(What the task asks) Go through each line of the records below and count those with the word "SOFT". Give only the count.

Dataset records
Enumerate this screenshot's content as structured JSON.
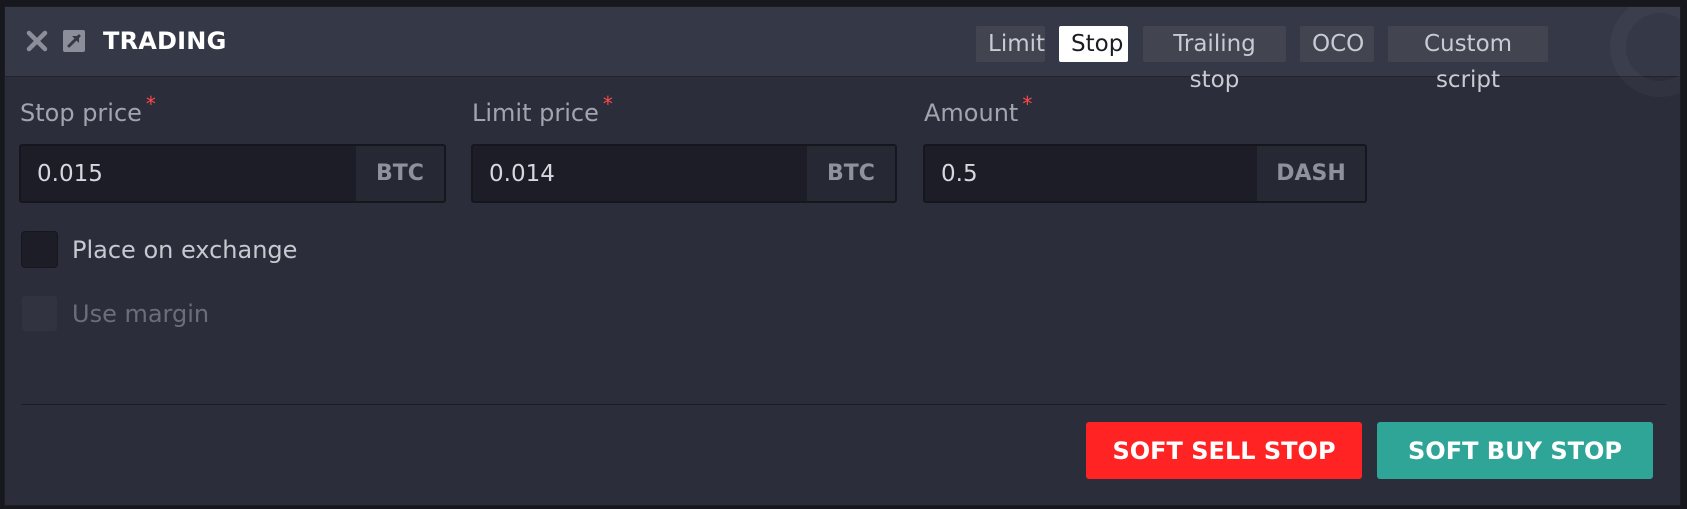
{
  "header": {
    "title": "TRADING",
    "close_icon": "close-icon",
    "popout_icon": "popout-icon",
    "tabs": [
      {
        "label": "Limit",
        "active": false
      },
      {
        "label": "Stop",
        "active": true
      },
      {
        "label": "Trailing stop",
        "active": false
      },
      {
        "label": "OCO",
        "active": false
      },
      {
        "label": "Custom script",
        "active": false
      }
    ]
  },
  "form": {
    "stop_price": {
      "label": "Stop price",
      "required": "*",
      "value": "0.015",
      "unit": "BTC"
    },
    "limit_price": {
      "label": "Limit price",
      "required": "*",
      "value": "0.014",
      "unit": "BTC"
    },
    "amount": {
      "label": "Amount",
      "required": "*",
      "value": "0.5",
      "unit": "DASH"
    },
    "place_on_exchange": {
      "label": "Place on exchange",
      "checked": false
    },
    "use_margin": {
      "label": "Use margin",
      "checked": false,
      "disabled": true
    }
  },
  "actions": {
    "sell_label": "SOFT SELL STOP",
    "buy_label": "SOFT BUY STOP"
  },
  "colors": {
    "sell": "#ff2323",
    "buy": "#2ea597",
    "required_marker": "#ff4a4a",
    "panel": "#2b2d3a",
    "header": "#353847"
  }
}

(Output for this task) 2